Send back all the data below, exactly as given.

── MATERIAL FOR THIS EXERCISE

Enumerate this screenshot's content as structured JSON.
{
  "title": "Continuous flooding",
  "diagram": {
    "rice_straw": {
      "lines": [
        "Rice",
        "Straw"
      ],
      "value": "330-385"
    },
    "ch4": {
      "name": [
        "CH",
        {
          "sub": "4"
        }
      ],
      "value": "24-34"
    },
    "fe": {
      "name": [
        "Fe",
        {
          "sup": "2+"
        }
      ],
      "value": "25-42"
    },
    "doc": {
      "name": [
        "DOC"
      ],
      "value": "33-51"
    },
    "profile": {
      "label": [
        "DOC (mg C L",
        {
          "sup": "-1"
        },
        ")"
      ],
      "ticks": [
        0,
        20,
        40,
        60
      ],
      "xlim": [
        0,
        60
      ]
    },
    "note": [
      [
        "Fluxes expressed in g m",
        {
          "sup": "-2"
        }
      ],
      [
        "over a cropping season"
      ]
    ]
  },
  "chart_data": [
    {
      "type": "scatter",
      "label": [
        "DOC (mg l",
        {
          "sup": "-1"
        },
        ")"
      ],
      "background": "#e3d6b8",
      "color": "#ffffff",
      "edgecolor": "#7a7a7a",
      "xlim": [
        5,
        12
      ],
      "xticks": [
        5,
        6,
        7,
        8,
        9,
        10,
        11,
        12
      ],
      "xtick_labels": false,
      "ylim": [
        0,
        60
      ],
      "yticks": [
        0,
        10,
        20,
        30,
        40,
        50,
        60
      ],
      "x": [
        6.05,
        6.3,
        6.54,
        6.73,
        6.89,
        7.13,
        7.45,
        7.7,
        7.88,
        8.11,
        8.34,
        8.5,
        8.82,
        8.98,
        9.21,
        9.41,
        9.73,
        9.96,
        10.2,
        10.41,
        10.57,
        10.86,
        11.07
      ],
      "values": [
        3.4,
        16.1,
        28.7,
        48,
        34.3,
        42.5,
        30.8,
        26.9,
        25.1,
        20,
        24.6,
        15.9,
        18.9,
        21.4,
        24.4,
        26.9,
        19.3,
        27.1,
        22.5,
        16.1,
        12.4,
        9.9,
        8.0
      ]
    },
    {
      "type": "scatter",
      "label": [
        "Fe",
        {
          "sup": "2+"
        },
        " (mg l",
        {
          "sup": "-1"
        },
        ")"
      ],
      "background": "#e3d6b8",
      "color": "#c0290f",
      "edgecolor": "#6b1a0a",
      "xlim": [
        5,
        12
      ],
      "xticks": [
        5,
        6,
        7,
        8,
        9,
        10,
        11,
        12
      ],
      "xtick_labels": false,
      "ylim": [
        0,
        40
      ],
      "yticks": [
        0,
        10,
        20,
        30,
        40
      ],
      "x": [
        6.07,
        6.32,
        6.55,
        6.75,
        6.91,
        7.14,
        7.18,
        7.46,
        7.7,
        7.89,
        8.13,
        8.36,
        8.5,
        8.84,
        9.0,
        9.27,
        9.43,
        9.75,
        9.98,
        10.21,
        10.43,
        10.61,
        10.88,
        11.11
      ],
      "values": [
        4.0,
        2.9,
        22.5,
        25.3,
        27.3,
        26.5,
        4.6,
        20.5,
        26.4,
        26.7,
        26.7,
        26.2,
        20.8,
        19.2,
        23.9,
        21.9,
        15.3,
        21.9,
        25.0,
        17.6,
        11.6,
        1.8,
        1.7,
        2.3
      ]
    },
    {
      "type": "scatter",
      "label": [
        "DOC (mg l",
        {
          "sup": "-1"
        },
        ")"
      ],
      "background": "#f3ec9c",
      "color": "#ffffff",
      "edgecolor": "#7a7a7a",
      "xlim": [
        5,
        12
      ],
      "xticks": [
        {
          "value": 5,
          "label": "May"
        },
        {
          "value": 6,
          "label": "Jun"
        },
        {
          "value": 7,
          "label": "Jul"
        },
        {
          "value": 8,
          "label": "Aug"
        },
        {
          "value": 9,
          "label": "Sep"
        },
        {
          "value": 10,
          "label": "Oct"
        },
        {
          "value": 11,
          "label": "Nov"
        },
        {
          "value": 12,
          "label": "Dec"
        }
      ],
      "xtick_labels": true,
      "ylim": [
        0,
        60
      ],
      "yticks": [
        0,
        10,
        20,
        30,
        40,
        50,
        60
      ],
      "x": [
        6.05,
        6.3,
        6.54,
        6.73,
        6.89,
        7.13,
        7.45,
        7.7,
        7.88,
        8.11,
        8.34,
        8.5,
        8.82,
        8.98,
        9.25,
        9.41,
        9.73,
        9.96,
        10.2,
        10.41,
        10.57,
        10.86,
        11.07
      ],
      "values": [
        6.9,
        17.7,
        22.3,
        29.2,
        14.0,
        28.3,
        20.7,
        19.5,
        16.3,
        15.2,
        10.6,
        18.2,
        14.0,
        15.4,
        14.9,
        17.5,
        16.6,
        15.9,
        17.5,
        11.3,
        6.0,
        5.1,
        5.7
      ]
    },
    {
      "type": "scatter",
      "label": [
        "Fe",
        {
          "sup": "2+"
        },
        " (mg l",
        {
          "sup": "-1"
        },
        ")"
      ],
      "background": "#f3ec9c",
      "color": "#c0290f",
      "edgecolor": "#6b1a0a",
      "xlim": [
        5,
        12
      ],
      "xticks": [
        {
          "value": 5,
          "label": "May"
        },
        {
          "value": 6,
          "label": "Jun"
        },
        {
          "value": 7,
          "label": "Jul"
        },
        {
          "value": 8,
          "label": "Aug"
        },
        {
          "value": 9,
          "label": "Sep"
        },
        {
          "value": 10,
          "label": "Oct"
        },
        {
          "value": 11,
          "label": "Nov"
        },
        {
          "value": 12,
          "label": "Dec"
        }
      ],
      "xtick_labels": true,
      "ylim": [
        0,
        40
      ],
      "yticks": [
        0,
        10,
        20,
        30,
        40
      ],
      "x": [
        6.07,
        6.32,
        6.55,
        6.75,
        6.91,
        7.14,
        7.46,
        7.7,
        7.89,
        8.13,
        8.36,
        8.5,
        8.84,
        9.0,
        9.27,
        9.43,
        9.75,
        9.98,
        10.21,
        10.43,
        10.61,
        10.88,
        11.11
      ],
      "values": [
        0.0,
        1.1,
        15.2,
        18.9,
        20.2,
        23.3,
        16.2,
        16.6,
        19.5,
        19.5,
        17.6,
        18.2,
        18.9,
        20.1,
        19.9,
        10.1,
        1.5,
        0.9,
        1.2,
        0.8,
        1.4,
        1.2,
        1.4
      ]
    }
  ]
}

────

_THE ANSWER_
Enumerate this screenshot's content as structured JSON.
{
  "title": "Continuous flooding",
  "diagram": {
    "rice_straw": {
      "lines": [
        "Rice",
        "Straw"
      ],
      "value": "330-385"
    },
    "ch4": {
      "name": [
        "CH",
        {
          "sub": "4"
        }
      ],
      "value": "24-34"
    },
    "fe": {
      "name": [
        "Fe",
        {
          "sup": "2+"
        }
      ],
      "value": "25-42"
    },
    "doc": {
      "name": [
        "DOC"
      ],
      "value": "33-51"
    },
    "profile": {
      "label": [
        "DOC (mg C L",
        {
          "sup": "-1"
        },
        ")"
      ],
      "ticks": [
        0,
        20,
        40,
        60
      ],
      "xlim": [
        0,
        60
      ]
    },
    "note": [
      [
        "Fluxes expressed in g m",
        {
          "sup": "-2"
        }
      ],
      [
        "over a cropping season"
      ]
    ]
  },
  "chart_data": [
    {
      "type": "scatter",
      "label": [
        "DOC (mg l",
        {
          "sup": "-1"
        },
        ")"
      ],
      "background": "#e3d6b8",
      "color": "#ffffff",
      "edgecolor": "#7a7a7a",
      "xlim": [
        5,
        12
      ],
      "xticks": [
        5,
        6,
        7,
        8,
        9,
        10,
        11,
        12
      ],
      "xtick_labels": false,
      "ylim": [
        0,
        60
      ],
      "yticks": [
        0,
        10,
        20,
        30,
        40,
        50,
        60
      ],
      "x": [
        6.05,
        6.3,
        6.54,
        6.73,
        6.89,
        7.13,
        7.45,
        7.7,
        7.88,
        8.11,
        8.34,
        8.5,
        8.82,
        8.98,
        9.21,
        9.41,
        9.73,
        9.96,
        10.2,
        10.41,
        10.57,
        10.86,
        11.07
      ],
      "values": [
        3.4,
        16.1,
        28.7,
        48,
        34.3,
        42.5,
        30.8,
        26.9,
        25.1,
        20,
        24.6,
        15.9,
        18.9,
        21.4,
        24.4,
        26.9,
        19.3,
        27.1,
        22.5,
        16.1,
        12.4,
        9.9,
        8.0
      ]
    },
    {
      "type": "scatter",
      "label": [
        "Fe",
        {
          "sup": "2+"
        },
        " (mg l",
        {
          "sup": "-1"
        },
        ")"
      ],
      "background": "#e3d6b8",
      "color": "#c0290f",
      "edgecolor": "#6b1a0a",
      "xlim": [
        5,
        12
      ],
      "xticks": [
        5,
        6,
        7,
        8,
        9,
        10,
        11,
        12
      ],
      "xtick_labels": false,
      "ylim": [
        0,
        40
      ],
      "yticks": [
        0,
        10,
        20,
        30,
        40
      ],
      "x": [
        6.07,
        6.32,
        6.55,
        6.75,
        6.91,
        7.14,
        7.18,
        7.46,
        7.7,
        7.89,
        8.13,
        8.36,
        8.5,
        8.84,
        9.0,
        9.27,
        9.43,
        9.75,
        9.98,
        10.21,
        10.43,
        10.61,
        10.88,
        11.11
      ],
      "values": [
        4.0,
        2.9,
        22.5,
        25.3,
        27.3,
        26.5,
        4.6,
        20.5,
        26.4,
        26.7,
        26.7,
        26.2,
        20.8,
        19.2,
        23.9,
        21.9,
        15.3,
        21.9,
        25.0,
        17.6,
        11.6,
        1.8,
        1.7,
        2.3
      ]
    },
    {
      "type": "scatter",
      "label": [
        "DOC (mg l",
        {
          "sup": "-1"
        },
        ")"
      ],
      "background": "#f3ec9c",
      "color": "#ffffff",
      "edgecolor": "#7a7a7a",
      "xlim": [
        5,
        12
      ],
      "xticks": [
        {
          "value": 5,
          "label": "May"
        },
        {
          "value": 6,
          "label": "Jun"
        },
        {
          "value": 7,
          "label": "Jul"
        },
        {
          "value": 8,
          "label": "Aug"
        },
        {
          "value": 9,
          "label": "Sep"
        },
        {
          "value": 10,
          "label": "Oct"
        },
        {
          "value": 11,
          "label": "Nov"
        },
        {
          "value": 12,
          "label": "Dec"
        }
      ],
      "xtick_labels": true,
      "ylim": [
        0,
        60
      ],
      "yticks": [
        0,
        10,
        20,
        30,
        40,
        50,
        60
      ],
      "x": [
        6.05,
        6.3,
        6.54,
        6.73,
        6.89,
        7.13,
        7.45,
        7.7,
        7.88,
        8.11,
        8.34,
        8.5,
        8.82,
        8.98,
        9.25,
        9.41,
        9.73,
        9.96,
        10.2,
        10.41,
        10.57,
        10.86,
        11.07
      ],
      "values": [
        6.9,
        17.7,
        22.3,
        29.2,
        14.0,
        28.3,
        20.7,
        19.5,
        16.3,
        15.2,
        10.6,
        18.2,
        14.0,
        15.4,
        14.9,
        17.5,
        16.6,
        15.9,
        17.5,
        11.3,
        6.0,
        5.1,
        5.7
      ]
    },
    {
      "type": "scatter",
      "label": [
        "Fe",
        {
          "sup": "2+"
        },
        " (mg l",
        {
          "sup": "-1"
        },
        ")"
      ],
      "background": "#f3ec9c",
      "color": "#c0290f",
      "edgecolor": "#6b1a0a",
      "xlim": [
        5,
        12
      ],
      "xticks": [
        {
          "value": 5,
          "label": "May"
        },
        {
          "value": 6,
          "label": "Jun"
        },
        {
          "value": 7,
          "label": "Jul"
        },
        {
          "value": 8,
          "label": "Aug"
        },
        {
          "value": 9,
          "label": "Sep"
        },
        {
          "value": 10,
          "label": "Oct"
        },
        {
          "value": 11,
          "label": "Nov"
        },
        {
          "value": 12,
          "label": "Dec"
        }
      ],
      "xtick_labels": true,
      "ylim": [
        0,
        40
      ],
      "yticks": [
        0,
        10,
        20,
        30,
        40
      ],
      "x": [
        6.07,
        6.32,
        6.55,
        6.75,
        6.91,
        7.14,
        7.46,
        7.7,
        7.89,
        8.13,
        8.36,
        8.5,
        8.84,
        9.0,
        9.27,
        9.43,
        9.75,
        9.98,
        10.21,
        10.43,
        10.61,
        10.88,
        11.11
      ],
      "values": [
        0.0,
        1.1,
        15.2,
        18.9,
        20.2,
        23.3,
        16.2,
        16.6,
        19.5,
        19.5,
        17.6,
        18.2,
        18.9,
        20.1,
        19.9,
        10.1,
        1.5,
        0.9,
        1.2,
        0.8,
        1.4,
        1.2,
        1.4
      ]
    }
  ]
}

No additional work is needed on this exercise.